SOURCE TEXT

************

RemoteReadWriteEvaluation#

class RemoteReadWriteEvaluation(spark: SparkSession = None, temp_dir_path: str | Path = None, enable_spark_proxy: bool = False)[source]#

A read-write Evaluation class for access to remote catalogs.

This class provides a convenient way to access a remote TEEHR catalog without needing to manage local directories. It automatically creates a temporary directory and sets the active catalog to remote.

Note: This is intended for read-write access to remote data. Write operations to the remote catalog are supported through this class, however an AWS profile with write permissions is required in the Spark session.

Currently only users in the TEEHR-Hub environment have access to the remote catalog, so this class is intended for use within that environment until remote access is more broadly available.

Methods

`drop_table`	Drop a user-created table from the catalog.
`enable_logging`	Enable logging.
`joined_timeseries_view`	Create a computed view that joins primary and secondary timeseries.
`list_tables`	List the tables in the catalog returning a Pandas DataFrame.
`list_views`	List the views in the catalog returning a Pandas DataFrame.
`location_attributes_view`	Create a computed view of pivoted location attributes.
`log_spark_config`	Log the current Spark session configuration.
`primary_timeseries_view`	Create a computed view of primary timeseries with optional attrs.
`secondary_timeseries_view`	Create a computed view of secondary timeseries with crosswalk.
`sql`	Execute a SQL query using the active catalog and namespace.
`table`	Get a table instance by name.

Attributes

`active_catalog`	Alias for catalog property (backwards compatibility).
`attributes`	Access the attributes table.
`catalog`	The remote catalog for this evaluation.
`configurations`	Access the configurations table.
`download`	The download component class for managing data downloads.
`fetch`	The fetch component class for accessing external data.
`generate`	The generate component class for generating synthetic data.
`location_attributes`	Access the location attributes table.
`location_crosswalks`	Access the location crosswalks table.
`locations`	Access the locations table.
`metrics`	The metrics component class for calculating performance metrics.
`primary_timeseries`	Access the primary timeseries table.
`remote_catalog`	Alias for catalog property (backwards compatibility).
`secondary_timeseries`	Access the secondary timeseries table.
`units`	Access the units table.
`variables`	Access the variables table.

property active_catalog#

Alias for catalog property (backwards compatibility).

Deprecated since version Use: catalog property instead. This alias will be removed in a future version.

************

EXERCISES TO COMPLETE
**1.** Return only the part of the records that opens with the line containing "- Circle shape: [430, 446, 433, 449]" and closes with the line containing "- Circle shape: [532, 420, 538, 426]", substituting "Polygon" for "Polygon shape" and leaving everything else unchanged.
**2.** Pick up the RemoteReadWriteEvaluation class documentation after its last sentence and continue it.

Element location data
************

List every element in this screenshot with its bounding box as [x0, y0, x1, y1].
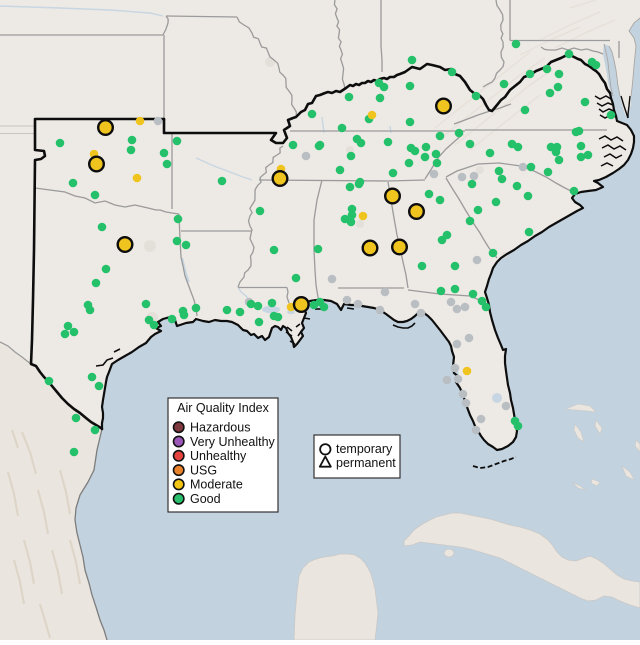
svg-text:Unhealthy: Unhealthy [190, 449, 247, 463]
svg-text:Moderate: Moderate [190, 478, 243, 492]
svg-text:Good: Good [190, 492, 221, 506]
svg-text:temporary: temporary [336, 442, 393, 456]
svg-text:Very Unhealthy: Very Unhealthy [190, 435, 276, 449]
svg-text:Hazardous: Hazardous [190, 421, 250, 435]
svg-text:permanent: permanent [336, 456, 396, 470]
svg-text:USG: USG [190, 463, 217, 477]
svg-text:Air Quality Index: Air Quality Index [177, 401, 269, 415]
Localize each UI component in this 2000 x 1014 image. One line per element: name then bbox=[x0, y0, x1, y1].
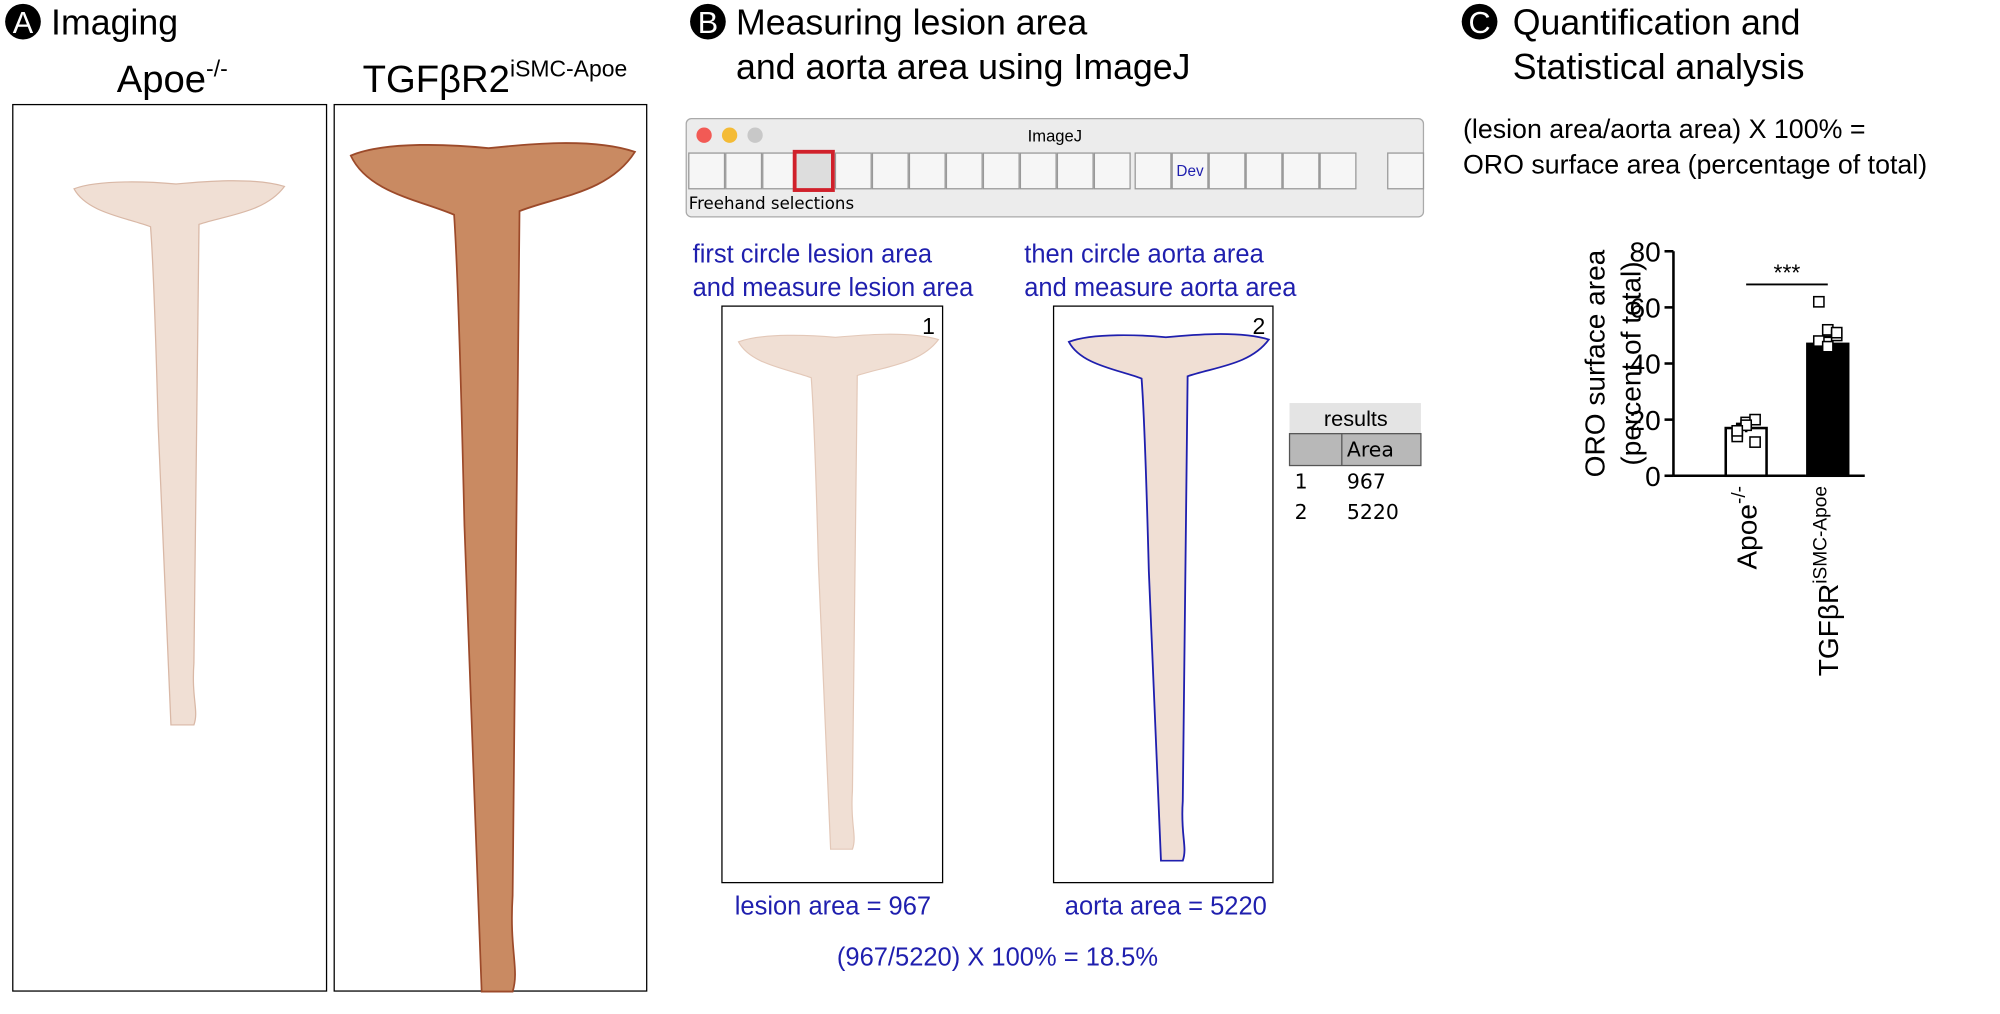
panel-badge bbox=[690, 3, 726, 40]
caption: then circle aorta area bbox=[1024, 241, 1264, 269]
window-close[interactable] bbox=[696, 127, 712, 143]
result-text: aorta area = 5220 bbox=[1065, 893, 1267, 921]
panel-title: Quantification and bbox=[1513, 2, 1801, 42]
tool-button[interactable] bbox=[1387, 152, 1425, 190]
group-sup: iSMC-Apoe bbox=[510, 56, 627, 82]
panel-label: A bbox=[13, 6, 34, 40]
tool-button[interactable] bbox=[688, 152, 726, 190]
group-name: TGFβR2 bbox=[363, 58, 510, 101]
y-tick-label: 20 bbox=[1629, 405, 1660, 436]
x-tick-label: TGFβRiSMC-Apoe bbox=[1811, 486, 1844, 676]
panel-b: B Measuring lesion area and aorta area u… bbox=[685, 2, 1425, 972]
panel-badge bbox=[1461, 3, 1498, 40]
data-point bbox=[1830, 326, 1843, 339]
tool-label: Dev bbox=[1176, 163, 1204, 180]
group-label: TGFβR2iSMC-Apoe bbox=[363, 56, 628, 101]
y-tick-label: 40 bbox=[1629, 349, 1660, 380]
x-tick-label: Apoe-/- bbox=[1729, 486, 1762, 570]
results-cell: 2 bbox=[1295, 500, 1308, 524]
y-tick-label: 80 bbox=[1629, 236, 1660, 267]
bar bbox=[1806, 342, 1850, 478]
results-cell: 1 bbox=[1295, 470, 1308, 494]
panel-label: B bbox=[698, 6, 718, 40]
tool-button-selected[interactable] bbox=[792, 149, 835, 192]
results-cell: 5220 bbox=[1347, 500, 1399, 524]
category-name: TGFβR bbox=[1813, 584, 1844, 676]
group-label: Apoe-/- bbox=[117, 56, 228, 101]
panel-title: Statistical analysis bbox=[1513, 47, 1805, 87]
tool-button[interactable] bbox=[725, 152, 763, 190]
tool-button[interactable] bbox=[982, 152, 1020, 190]
image-number: 1 bbox=[922, 313, 935, 339]
group-name: Apoe bbox=[117, 58, 206, 101]
tool-button[interactable] bbox=[871, 152, 909, 190]
panel-c: C Quantification and Statistical analysi… bbox=[1461, 2, 1927, 676]
tool-button[interactable] bbox=[1056, 152, 1094, 190]
y-axis-label: ORO surface area bbox=[1580, 249, 1611, 477]
results-title-bar bbox=[1289, 403, 1421, 434]
results-title: results bbox=[1324, 406, 1388, 431]
y-tick-label: 60 bbox=[1629, 293, 1660, 324]
formula-text: ORO surface area (percentage of total) bbox=[1463, 149, 1927, 179]
tool-button[interactable] bbox=[1319, 152, 1357, 190]
results-header bbox=[1288, 433, 1422, 467]
results-header-text: Area bbox=[1347, 438, 1394, 462]
data-point bbox=[1812, 295, 1825, 308]
data-point bbox=[1821, 340, 1834, 353]
window-minimize[interactable] bbox=[721, 127, 738, 143]
category-name: Apoe bbox=[1731, 504, 1762, 570]
tool-button[interactable] bbox=[1019, 152, 1057, 190]
panel-badge bbox=[5, 3, 41, 40]
tool-button[interactable] bbox=[908, 152, 946, 190]
category-sup: -/- bbox=[1729, 486, 1750, 504]
caption: and measure lesion area bbox=[693, 274, 974, 302]
formula-text: (lesion area/aorta area) X 100% = bbox=[1463, 114, 1865, 144]
y-axis-label: (percent of total) bbox=[1615, 261, 1646, 465]
window-zoom[interactable] bbox=[747, 127, 763, 143]
caption: first circle lesion area bbox=[693, 241, 933, 269]
tool-button[interactable] bbox=[834, 152, 872, 190]
window-title: ImageJ bbox=[1028, 127, 1082, 146]
y-tick-label: 0 bbox=[1645, 461, 1661, 492]
formula-text: (967/5220) X 100% = 18.5% bbox=[837, 944, 1158, 972]
data-point bbox=[1749, 436, 1761, 448]
panel-title: Measuring lesion area bbox=[736, 2, 1087, 42]
tool-button[interactable] bbox=[945, 152, 983, 190]
tool-button[interactable] bbox=[1245, 152, 1283, 190]
results-cell: 967 bbox=[1347, 470, 1386, 494]
tool-button[interactable] bbox=[1171, 152, 1209, 190]
panel-a: A Imaging Apoe-/- TGFβR2iSMC-Apoe bbox=[5, 2, 648, 993]
tool-button[interactable] bbox=[762, 152, 800, 190]
panel-title: Imaging bbox=[51, 2, 178, 42]
toolbar bbox=[688, 149, 1425, 192]
panel-title: and aorta area using ImageJ bbox=[736, 47, 1191, 87]
category-sup: iSMC-Apoe bbox=[1811, 486, 1832, 584]
caption: and measure aorta area bbox=[1024, 274, 1297, 302]
tool-button[interactable] bbox=[1208, 152, 1246, 190]
status-text: Freehand selections bbox=[689, 194, 854, 213]
image-number: 2 bbox=[1253, 313, 1266, 339]
result-text: lesion area = 967 bbox=[735, 893, 931, 921]
data-point bbox=[1731, 424, 1744, 437]
significance: *** bbox=[1774, 260, 1801, 286]
tool-button[interactable] bbox=[1093, 152, 1131, 190]
group-sup: -/- bbox=[206, 56, 228, 82]
tool-button[interactable] bbox=[1282, 152, 1320, 190]
panel-label: C bbox=[1469, 6, 1491, 40]
tool-button[interactable] bbox=[1134, 152, 1172, 190]
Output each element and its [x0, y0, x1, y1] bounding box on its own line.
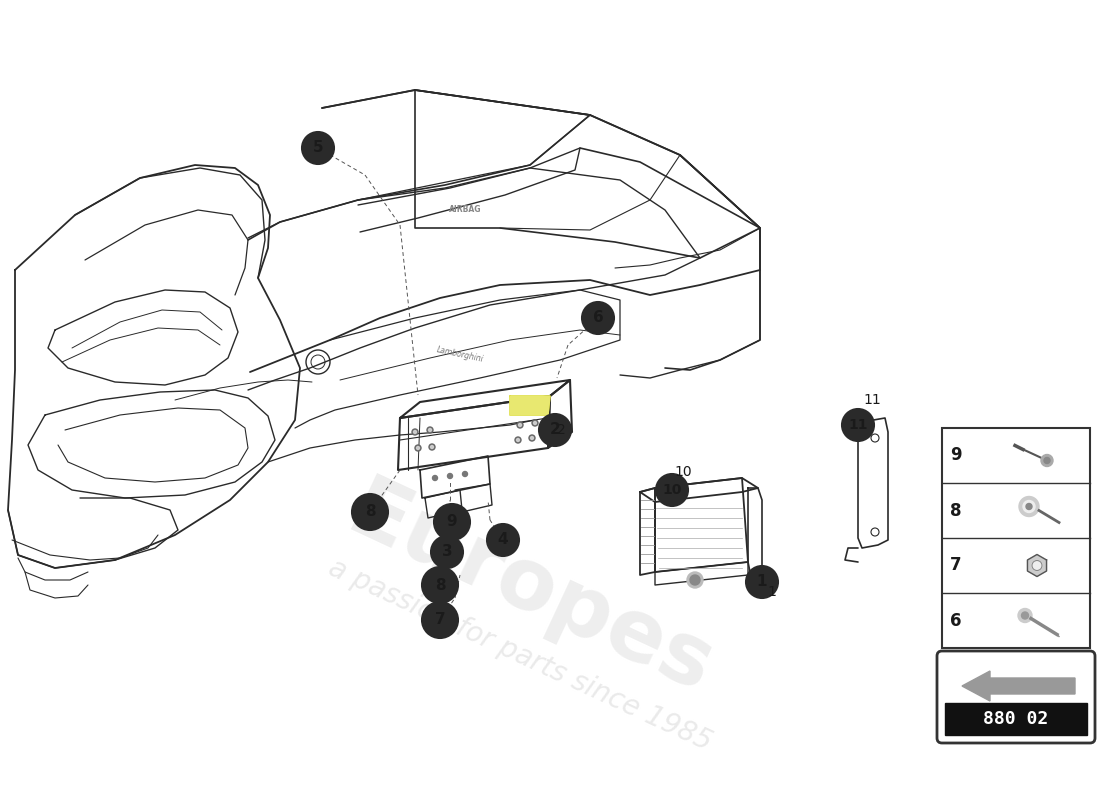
- Circle shape: [430, 446, 433, 449]
- Bar: [945, 703, 1087, 735]
- Circle shape: [415, 445, 421, 451]
- Circle shape: [517, 438, 519, 442]
- Text: 11: 11: [848, 418, 868, 432]
- Text: AIRBAG: AIRBAG: [449, 206, 482, 214]
- Circle shape: [422, 567, 458, 603]
- Text: 1: 1: [767, 585, 775, 599]
- Circle shape: [515, 437, 521, 443]
- Polygon shape: [510, 396, 550, 415]
- Text: a passion for parts since 1985: a passion for parts since 1985: [323, 554, 716, 756]
- Text: Europes: Europes: [334, 470, 726, 710]
- Circle shape: [431, 536, 463, 568]
- Text: 6: 6: [950, 611, 961, 630]
- Text: 1: 1: [757, 574, 768, 590]
- Circle shape: [582, 302, 614, 334]
- Circle shape: [429, 429, 431, 431]
- Text: 9: 9: [950, 446, 961, 465]
- Circle shape: [429, 444, 434, 450]
- Circle shape: [1023, 501, 1035, 513]
- Circle shape: [532, 420, 538, 426]
- Text: 7: 7: [950, 557, 961, 574]
- Circle shape: [448, 474, 452, 478]
- Text: 11: 11: [864, 393, 881, 407]
- Text: 6: 6: [593, 310, 604, 326]
- Text: Lamborghini: Lamborghini: [436, 346, 484, 364]
- Circle shape: [1044, 458, 1050, 463]
- Circle shape: [529, 435, 535, 441]
- Circle shape: [530, 437, 533, 439]
- Circle shape: [656, 474, 688, 506]
- Circle shape: [1022, 612, 1028, 619]
- Circle shape: [427, 427, 433, 433]
- Circle shape: [414, 430, 417, 434]
- Circle shape: [517, 422, 522, 428]
- Text: 880 02: 880 02: [983, 710, 1048, 728]
- Text: 2: 2: [550, 422, 560, 438]
- Text: 8: 8: [434, 578, 446, 593]
- Text: 2: 2: [557, 423, 565, 437]
- Circle shape: [352, 494, 388, 530]
- Text: 3: 3: [442, 545, 452, 559]
- Circle shape: [534, 422, 537, 425]
- Circle shape: [842, 409, 874, 441]
- FancyBboxPatch shape: [937, 651, 1094, 743]
- Text: 5: 5: [312, 141, 323, 155]
- Circle shape: [1019, 497, 1040, 517]
- Text: 10: 10: [674, 465, 692, 479]
- Circle shape: [746, 566, 778, 598]
- Circle shape: [539, 414, 571, 446]
- Polygon shape: [1027, 554, 1046, 577]
- Text: 4: 4: [497, 533, 508, 547]
- Circle shape: [432, 475, 438, 481]
- Circle shape: [434, 504, 470, 540]
- Circle shape: [518, 423, 521, 426]
- Circle shape: [422, 602, 458, 638]
- Text: 8: 8: [950, 502, 961, 519]
- Circle shape: [1041, 454, 1053, 466]
- Circle shape: [412, 429, 418, 435]
- Circle shape: [1018, 609, 1032, 622]
- Circle shape: [688, 572, 703, 588]
- Text: 10: 10: [662, 483, 682, 497]
- Circle shape: [487, 524, 519, 556]
- Circle shape: [302, 132, 334, 164]
- Text: 9: 9: [447, 514, 458, 530]
- Circle shape: [1032, 561, 1042, 570]
- Text: 8: 8: [365, 505, 375, 519]
- Circle shape: [462, 471, 468, 477]
- Text: 7: 7: [434, 613, 446, 627]
- Circle shape: [1026, 503, 1032, 510]
- FancyArrow shape: [962, 671, 1075, 701]
- Circle shape: [417, 446, 419, 450]
- Circle shape: [690, 575, 700, 585]
- Bar: [942, 428, 1090, 648]
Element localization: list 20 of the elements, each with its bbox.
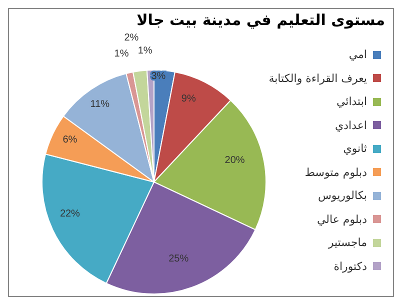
legend-label: ابتدائي <box>336 95 367 108</box>
legend-label: ماجستير <box>328 236 367 250</box>
legend-label: دكتوراة <box>334 260 367 273</box>
data-label: 9% <box>181 94 196 105</box>
data-label: 22% <box>60 208 80 220</box>
data-label: 6% <box>62 134 78 146</box>
legend-label: يعرف القراءة والكتابة <box>268 72 367 85</box>
legend-label: بكالوريوس <box>318 189 367 202</box>
data-label: 25% <box>168 254 189 265</box>
legend-label: اعدادي <box>335 118 367 132</box>
data-label: 1% <box>114 48 129 60</box>
legend-label: دبلوم متوسط <box>304 166 367 179</box>
data-label: 20% <box>224 155 245 166</box>
legend-label: ثانوي <box>343 142 367 156</box>
legend-label: دبلوم عالي <box>316 212 367 226</box>
data-label: 2% <box>124 32 139 44</box>
data-label: 1% <box>138 46 152 57</box>
legend-label: امي <box>348 48 367 62</box>
chart-title: مستوى التعليم في مدينة بيت جالا <box>136 11 385 29</box>
data-label: 11% <box>90 99 110 110</box>
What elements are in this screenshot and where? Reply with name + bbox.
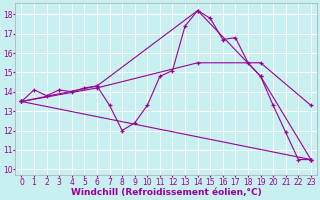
X-axis label: Windchill (Refroidissement éolien,°C): Windchill (Refroidissement éolien,°C): [71, 188, 261, 197]
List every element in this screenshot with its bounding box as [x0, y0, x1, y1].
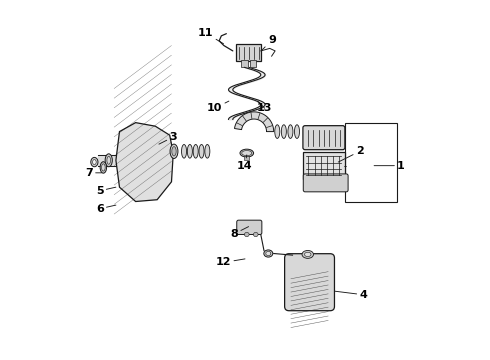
Text: 5: 5: [96, 186, 116, 196]
FancyBboxPatch shape: [303, 152, 344, 179]
FancyBboxPatch shape: [236, 44, 262, 61]
Ellipse shape: [266, 251, 271, 256]
Text: 14: 14: [237, 155, 253, 171]
FancyBboxPatch shape: [245, 156, 249, 160]
Ellipse shape: [240, 149, 254, 157]
Ellipse shape: [302, 251, 314, 258]
Text: 12: 12: [216, 257, 245, 267]
Ellipse shape: [105, 154, 112, 167]
Text: 13: 13: [257, 101, 272, 113]
FancyBboxPatch shape: [241, 60, 247, 67]
Text: 4: 4: [335, 290, 368, 300]
Ellipse shape: [288, 125, 293, 138]
Ellipse shape: [107, 156, 111, 164]
Text: 10: 10: [207, 101, 229, 113]
Text: 6: 6: [96, 204, 116, 214]
Ellipse shape: [187, 144, 193, 158]
Text: 2: 2: [338, 146, 364, 162]
Ellipse shape: [275, 125, 280, 138]
Ellipse shape: [245, 232, 249, 237]
Ellipse shape: [193, 144, 198, 158]
Ellipse shape: [101, 164, 105, 171]
Text: 3: 3: [159, 132, 177, 144]
Ellipse shape: [181, 144, 187, 158]
Ellipse shape: [199, 144, 204, 158]
Ellipse shape: [304, 252, 311, 257]
Text: 8: 8: [230, 226, 248, 239]
Ellipse shape: [93, 159, 96, 165]
FancyBboxPatch shape: [303, 174, 348, 192]
Ellipse shape: [100, 162, 107, 173]
Ellipse shape: [170, 144, 178, 158]
Ellipse shape: [264, 250, 273, 257]
Polygon shape: [235, 112, 274, 132]
Text: 7: 7: [85, 168, 101, 178]
Ellipse shape: [281, 125, 286, 138]
Ellipse shape: [253, 232, 258, 237]
Text: 11: 11: [198, 28, 223, 44]
Ellipse shape: [205, 144, 210, 158]
Polygon shape: [116, 123, 173, 202]
FancyBboxPatch shape: [285, 254, 335, 311]
Text: 1: 1: [374, 161, 405, 171]
FancyBboxPatch shape: [303, 126, 345, 150]
FancyBboxPatch shape: [237, 220, 262, 234]
Ellipse shape: [294, 125, 299, 138]
FancyBboxPatch shape: [250, 60, 256, 67]
Ellipse shape: [91, 157, 98, 167]
Ellipse shape: [172, 147, 176, 156]
Ellipse shape: [242, 150, 252, 156]
Text: 9: 9: [261, 35, 276, 51]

************

REPLIES
**1.**
- Circle shape: [430, 446, 433, 449]
- Bar: [945, 703, 1087, 735]
- Circle shape: [415, 445, 421, 451]
- Circle shape: [517, 438, 519, 442]
- Text: 11: 11: [848, 418, 868, 432]
- Text: AIRBAG: AIRBAG: [449, 206, 482, 214]
- Circle shape: [422, 567, 458, 603]
- Text: 1: 1: [767, 585, 775, 599]
- Circle shape: [515, 437, 521, 443]
- Polygon: [510, 396, 550, 415]
- Text: a passion for parts since 1985: a passion for parts since 1985: [323, 554, 716, 756]
- Text: Europes: Europes: [334, 470, 726, 710]
- Circle shape: [431, 536, 463, 568]
- Text: 6: 6: [950, 611, 961, 630]
- Text: 1: 1: [757, 574, 768, 590]
- Circle shape: [582, 302, 614, 334]
- Circle shape: [429, 429, 431, 431]
- Text: 9: 9: [950, 446, 961, 465]
- Circle shape: [429, 444, 434, 450]
- Circle shape: [1023, 501, 1035, 513]
- Circle shape: [532, 420, 538, 426]

**2.**
Returns:: LocalCatalog or RemoteCatalog – The catalog configuration for this evaluation.

property attributes: AttributeTable#: Access the attributes table.

property catalog#

The remote catalog for this evaluation.

Returns:: RemoteCatalog – The remote catalog configuration.

property configurations: ConfigurationTable#: Access the configurations table.

property download: Download#: The download component class for managing data downloads.

drop_table(table_name: str, namespace_name: str | None = None, catalog_name: str | None = None)#

Drop a user-created table from the catalog.

Only non-core tables (user-created tables, materialized views, saved query results) can be dropped. Attempting to drop a core table (e.g., primary_timeseries, locations, units) will raise a ValueError.

Parameters:

table_name (str) – The name of the table to drop.
namespace_name (Union[str, None], optional) – The namespace containing the table. If None, uses the active catalog’s namespace.
catalog_name (Union[str, None], optional) – The catalog containing the table. If None, uses the active catalog name.

Raises:

ValueError – If the table is a core TEEHR table.

Examples

Write and then drop a user-created table:

>>> ev.joined_timeseries_view().write("my_results")
>>> ev.drop_table("my_results")

enable_logging()#: Enable logging.

property fetch: Fetch#: The fetch component class for accessing external data.

property generate: GeneratedTimeseries#: The generate component class for generating synthetic data.

Create a computed view that joins primary and secondary timeseries.

This returns a lazy view that computes the join on-the-fly when accessed. The view can be filtered, transformed, and optionally materialized to an iceberg table via write().

Parameters:

primary_filters (Union[str, dict, List[...]], optional) – Filters to apply to primary timeseries before joining.
secondary_filters (Union[str, dict, List[...]], optional) – Filters to apply to secondary timeseries before joining.
add_attrs (bool, optional) – Whether to add location attributes. Default False.
attr_list (List[str], optional) – Specific attributes to add (if add_attrs=True).
catalog_name (Union[str, None], optional) – The catalog containing the source tables. If None, uses the active catalog.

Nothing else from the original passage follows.